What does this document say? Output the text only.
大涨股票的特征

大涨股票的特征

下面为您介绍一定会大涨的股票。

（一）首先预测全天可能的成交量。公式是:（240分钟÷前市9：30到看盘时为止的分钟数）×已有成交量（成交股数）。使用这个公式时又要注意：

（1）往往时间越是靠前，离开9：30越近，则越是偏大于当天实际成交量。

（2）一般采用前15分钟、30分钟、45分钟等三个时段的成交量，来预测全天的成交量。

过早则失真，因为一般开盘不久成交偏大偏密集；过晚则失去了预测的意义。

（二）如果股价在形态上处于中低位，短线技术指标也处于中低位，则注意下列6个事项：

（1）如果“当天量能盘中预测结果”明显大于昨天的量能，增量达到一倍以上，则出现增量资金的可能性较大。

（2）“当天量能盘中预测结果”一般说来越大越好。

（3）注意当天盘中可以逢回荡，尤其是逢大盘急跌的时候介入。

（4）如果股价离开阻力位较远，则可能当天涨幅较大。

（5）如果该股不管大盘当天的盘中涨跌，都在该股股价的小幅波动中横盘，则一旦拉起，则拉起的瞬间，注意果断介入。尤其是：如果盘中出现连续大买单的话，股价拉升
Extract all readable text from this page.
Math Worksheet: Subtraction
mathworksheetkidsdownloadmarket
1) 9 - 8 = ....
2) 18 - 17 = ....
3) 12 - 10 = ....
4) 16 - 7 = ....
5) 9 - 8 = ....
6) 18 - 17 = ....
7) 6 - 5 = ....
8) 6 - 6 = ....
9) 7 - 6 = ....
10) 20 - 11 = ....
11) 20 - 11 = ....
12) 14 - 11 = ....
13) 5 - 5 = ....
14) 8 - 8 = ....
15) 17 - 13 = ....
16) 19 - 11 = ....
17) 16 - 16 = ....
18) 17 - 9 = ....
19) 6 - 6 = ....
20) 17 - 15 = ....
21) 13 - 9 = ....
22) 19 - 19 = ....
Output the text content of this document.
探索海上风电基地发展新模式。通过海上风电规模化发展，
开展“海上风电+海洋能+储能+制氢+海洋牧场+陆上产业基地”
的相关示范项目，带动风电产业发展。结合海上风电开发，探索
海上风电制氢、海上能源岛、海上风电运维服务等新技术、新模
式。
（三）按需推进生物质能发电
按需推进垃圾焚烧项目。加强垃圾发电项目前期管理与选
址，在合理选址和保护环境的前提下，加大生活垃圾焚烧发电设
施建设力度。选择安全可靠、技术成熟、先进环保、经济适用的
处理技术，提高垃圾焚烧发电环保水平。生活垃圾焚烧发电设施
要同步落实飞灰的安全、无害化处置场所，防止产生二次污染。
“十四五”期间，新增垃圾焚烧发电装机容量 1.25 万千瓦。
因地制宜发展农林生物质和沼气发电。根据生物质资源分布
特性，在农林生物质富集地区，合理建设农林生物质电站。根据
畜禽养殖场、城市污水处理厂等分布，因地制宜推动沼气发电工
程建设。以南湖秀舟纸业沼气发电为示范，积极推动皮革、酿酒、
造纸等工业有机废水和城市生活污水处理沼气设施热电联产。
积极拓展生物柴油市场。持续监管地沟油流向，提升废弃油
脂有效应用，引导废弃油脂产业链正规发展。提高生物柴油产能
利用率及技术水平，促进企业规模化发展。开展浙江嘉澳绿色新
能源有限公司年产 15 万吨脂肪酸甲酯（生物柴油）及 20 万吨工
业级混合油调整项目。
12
◇ ◇ ◇ ◇ ◇
→ **What you have to do**:
Repeat the data above, word for word.

→ **Response to the exercise**:
What does this document say? Output the text only.
大涨股票的特征

大涨股票的特征

下面为您介绍一定会大涨的股票。

（一）首先预测全天可能的成交量。公式是:（240分钟÷前市9：30到看盘时为止的分钟数）×已有成交量（成交股数）。使用这个公式时又要注意：

（1）往往时间越是靠前，离开9：30越近，则越是偏大于当天实际成交量。

（2）一般采用前15分钟、30分钟、45分钟等三个时段的成交量，来预测全天的成交量。

过早则失真，因为一般开盘不久成交偏大偏密集；过晚则失去了预测的意义。

（二）如果股价在形态上处于中低位，短线技术指标也处于中低位，则注意下列6个事项：

（1）如果“当天量能盘中预测结果”明显大于昨天的量能，增量达到一倍以上，则出现增量资金的可能性较大。

（2）“当天量能盘中预测结果”一般说来越大越好。

（3）注意当天盘中可以逢回荡，尤其是逢大盘急跌的时候介入。

（4）如果股价离开阻力位较远，则可能当天涨幅较大。

（5）如果该股不管大盘当天的盘中涨跌，都在该股股价的小幅波动中横盘，则一旦拉起，则拉起的瞬间，注意果断介入。尤其是：如果盘中出现连续大买单的话，股价拉升
Extract all readable text from this page.
Math Worksheet: Subtraction
mathworksheetkidsdownloadmarket
1) 9 - 8 = ....
2) 18 - 17 = ....
3) 12 - 10 = ....
4) 16 - 7 = ....
5) 9 - 8 = ....
6) 18 - 17 = ....
7) 6 - 5 = ....
8) 6 - 6 = ....
9) 7 - 6 = ....
10) 20 - 11 = ....
11) 20 - 11 = ....
12) 14 - 11 = ....
13) 5 - 5 = ....
14) 8 - 8 = ....
15) 17 - 13 = ....
16) 19 - 11 = ....
17) 16 - 16 = ....
18) 17 - 9 = ....
19) 6 - 6 = ....
20) 17 - 15 = ....
21) 13 - 9 = ....
22) 19 - 19 = ....
Output the text content of this document.
探索海上风电基地发展新模式。通过海上风电规模化发展，
开展“海上风电+海洋能+储能+制氢+海洋牧场+陆上产业基地”
的相关示范项目，带动风电产业发展。结合海上风电开发，探索
海上风电制氢、海上能源岛、海上风电运维服务等新技术、新模
式。
（三）按需推进生物质能发电
按需推进垃圾焚烧项目。加强垃圾发电项目前期管理与选
址，在合理选址和保护环境的前提下，加大生活垃圾焚烧发电设
施建设力度。选择安全可靠、技术成熟、先进环保、经济适用的
处理技术，提高垃圾焚烧发电环保水平。生活垃圾焚烧发电设施
要同步落实飞灰的安全、无害化处置场所，防止产生二次污染。
“十四五”期间，新增垃圾焚烧发电装机容量 1.25 万千瓦。
因地制宜发展农林生物质和沼气发电。根据生物质资源分布
特性，在农林生物质富集地区，合理建设农林生物质电站。根据
畜禽养殖场、城市污水处理厂等分布，因地制宜推动沼气发电工
程建设。以南湖秀舟纸业沼气发电为示范，积极推动皮革、酿酒、
造纸等工业有机废水和城市生活污水处理沼气设施热电联产。
积极拓展生物柴油市场。持续监管地沟油流向，提升废弃油
脂有效应用，引导废弃油脂产业链正规发展。提高生物柴油产能
利用率及技术水平，促进企业规模化发展。开展浙江嘉澳绿色新
能源有限公司年产 15 万吨脂肪酸甲酯（生物柴油）及 20 万吨工
业级混合油调整项目。
12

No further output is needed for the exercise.